[PROBLEM TO SOLVE]:
Pictures aside, quote the whole listing exactly.

· · · · · · ·

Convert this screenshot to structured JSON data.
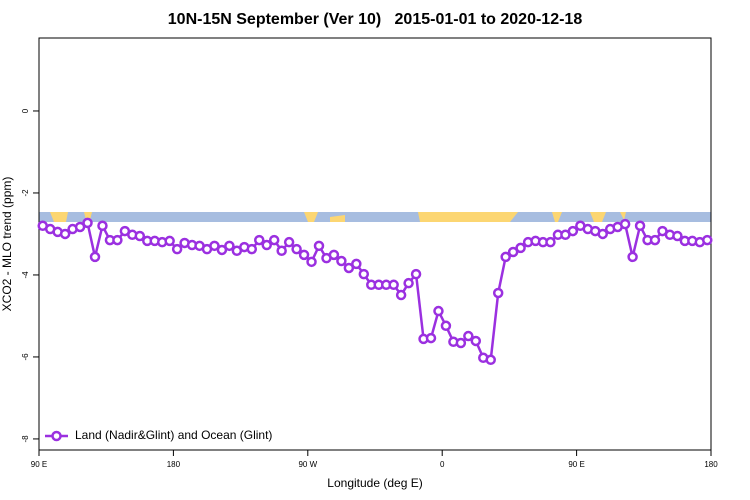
{
  "chart_data": {
    "type": "line",
    "title": "10N-15N September (Ver 10)   2015-01-01 to 2020-12-18",
    "xlabel": "Longitude (deg E)",
    "ylabel": "XCO2 - MLO trend (ppm)",
    "xlim": [
      90,
      540
    ],
    "ylim": [
      -8.27,
      1.78
    ],
    "xticks": [
      {
        "value": 90,
        "label": "90 E"
      },
      {
        "value": 180,
        "label": "180"
      },
      {
        "value": 270,
        "label": "90 W"
      },
      {
        "value": 360,
        "label": "0"
      },
      {
        "value": 450,
        "label": "90 E"
      },
      {
        "value": 540,
        "label": "180"
      }
    ],
    "yticks": [
      0,
      -2,
      -4,
      -6,
      -8
    ],
    "legend": "bottom-left",
    "x": [
      92.5,
      97.5,
      102.5,
      107.5,
      112.5,
      117.5,
      122.5,
      127.5,
      132.5,
      137.5,
      142.5,
      147.5,
      152.5,
      157.5,
      162.5,
      167.5,
      172.5,
      177.5,
      182.5,
      187.5,
      192.5,
      197.5,
      202.5,
      207.5,
      212.5,
      217.5,
      222.5,
      227.5,
      232.5,
      237.5,
      242.5,
      247.5,
      252.5,
      257.5,
      262.5,
      267.5,
      272.5,
      277.5,
      282.5,
      287.5,
      292.5,
      297.5,
      302.5,
      307.5,
      312.5,
      317.5,
      322.5,
      327.5,
      332.5,
      337.5,
      342.5,
      347.5,
      352.5,
      357.5,
      362.5,
      367.5,
      372.5,
      377.5,
      382.5,
      387.5,
      392.5,
      397.5,
      402.5,
      407.5,
      412.5,
      417.5,
      422.5,
      427.5,
      432.5,
      437.5,
      442.5,
      447.5,
      452.5,
      457.5,
      462.5,
      467.5,
      472.5,
      477.5,
      482.5,
      487.5,
      492.5,
      497.5,
      502.5,
      507.5,
      512.5,
      517.5,
      522.5,
      527.5,
      532.5,
      537.5
    ],
    "series": [
      {
        "name": "Land (Nadir&Glint) and Ocean (Glint)",
        "color": "#9b30e0",
        "values": [
          -2.8,
          -2.88,
          -2.95,
          -3.0,
          -2.88,
          -2.83,
          -2.73,
          -3.56,
          -2.8,
          -3.15,
          -3.15,
          -2.93,
          -3.02,
          -3.05,
          -3.17,
          -3.17,
          -3.2,
          -3.17,
          -3.37,
          -3.22,
          -3.27,
          -3.29,
          -3.37,
          -3.29,
          -3.39,
          -3.29,
          -3.41,
          -3.32,
          -3.37,
          -3.15,
          -3.27,
          -3.15,
          -3.41,
          -3.2,
          -3.37,
          -3.51,
          -3.68,
          -3.29,
          -3.59,
          -3.51,
          -3.66,
          -3.83,
          -3.73,
          -3.98,
          -4.24,
          -4.24,
          -4.24,
          -4.24,
          -4.49,
          -4.2,
          -3.98,
          -5.56,
          -5.54,
          -4.88,
          -5.24,
          -5.63,
          -5.66,
          -5.49,
          -5.61,
          -6.02,
          -6.07,
          -4.44,
          -3.56,
          -3.44,
          -3.34,
          -3.2,
          -3.17,
          -3.2,
          -3.2,
          -3.02,
          -3.02,
          -2.93,
          -2.8,
          -2.88,
          -2.93,
          -3.0,
          -2.88,
          -2.83,
          -2.76,
          -3.56,
          -2.8,
          -3.15,
          -3.15,
          -2.93,
          -3.02,
          -3.05,
          -3.17,
          -3.17,
          -3.2,
          -3.15
        ]
      }
    ]
  }
}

· · · · · · ·

[RESPONSE BELOW]:
Convert this screenshot to structured JSON data.
{
  "chart_data": {
    "type": "line",
    "title": "10N-15N September (Ver 10)   2015-01-01 to 2020-12-18",
    "xlabel": "Longitude (deg E)",
    "ylabel": "XCO2 - MLO trend (ppm)",
    "xlim": [
      90,
      540
    ],
    "ylim": [
      -8.27,
      1.78
    ],
    "xticks": [
      {
        "value": 90,
        "label": "90 E"
      },
      {
        "value": 180,
        "label": "180"
      },
      {
        "value": 270,
        "label": "90 W"
      },
      {
        "value": 360,
        "label": "0"
      },
      {
        "value": 450,
        "label": "90 E"
      },
      {
        "value": 540,
        "label": "180"
      }
    ],
    "yticks": [
      0,
      -2,
      -4,
      -6,
      -8
    ],
    "legend": "bottom-left",
    "x": [
      92.5,
      97.5,
      102.5,
      107.5,
      112.5,
      117.5,
      122.5,
      127.5,
      132.5,
      137.5,
      142.5,
      147.5,
      152.5,
      157.5,
      162.5,
      167.5,
      172.5,
      177.5,
      182.5,
      187.5,
      192.5,
      197.5,
      202.5,
      207.5,
      212.5,
      217.5,
      222.5,
      227.5,
      232.5,
      237.5,
      242.5,
      247.5,
      252.5,
      257.5,
      262.5,
      267.5,
      272.5,
      277.5,
      282.5,
      287.5,
      292.5,
      297.5,
      302.5,
      307.5,
      312.5,
      317.5,
      322.5,
      327.5,
      332.5,
      337.5,
      342.5,
      347.5,
      352.5,
      357.5,
      362.5,
      367.5,
      372.5,
      377.5,
      382.5,
      387.5,
      392.5,
      397.5,
      402.5,
      407.5,
      412.5,
      417.5,
      422.5,
      427.5,
      432.5,
      437.5,
      442.5,
      447.5,
      452.5,
      457.5,
      462.5,
      467.5,
      472.5,
      477.5,
      482.5,
      487.5,
      492.5,
      497.5,
      502.5,
      507.5,
      512.5,
      517.5,
      522.5,
      527.5,
      532.5,
      537.5
    ],
    "series": [
      {
        "name": "Land (Nadir&Glint) and Ocean (Glint)",
        "color": "#9b30e0",
        "values": [
          -2.8,
          -2.88,
          -2.95,
          -3.0,
          -2.88,
          -2.83,
          -2.73,
          -3.56,
          -2.8,
          -3.15,
          -3.15,
          -2.93,
          -3.02,
          -3.05,
          -3.17,
          -3.17,
          -3.2,
          -3.17,
          -3.37,
          -3.22,
          -3.27,
          -3.29,
          -3.37,
          -3.29,
          -3.39,
          -3.29,
          -3.41,
          -3.32,
          -3.37,
          -3.15,
          -3.27,
          -3.15,
          -3.41,
          -3.2,
          -3.37,
          -3.51,
          -3.68,
          -3.29,
          -3.59,
          -3.51,
          -3.66,
          -3.83,
          -3.73,
          -3.98,
          -4.24,
          -4.24,
          -4.24,
          -4.24,
          -4.49,
          -4.2,
          -3.98,
          -5.56,
          -5.54,
          -4.88,
          -5.24,
          -5.63,
          -5.66,
          -5.49,
          -5.61,
          -6.02,
          -6.07,
          -4.44,
          -3.56,
          -3.44,
          -3.34,
          -3.2,
          -3.17,
          -3.2,
          -3.2,
          -3.02,
          -3.02,
          -2.93,
          -2.8,
          -2.88,
          -2.93,
          -3.0,
          -2.88,
          -2.83,
          -2.76,
          -3.56,
          -2.8,
          -3.15,
          -3.15,
          -2.93,
          -3.02,
          -3.05,
          -3.17,
          -3.17,
          -3.2,
          -3.15
        ]
      }
    ]
  }
}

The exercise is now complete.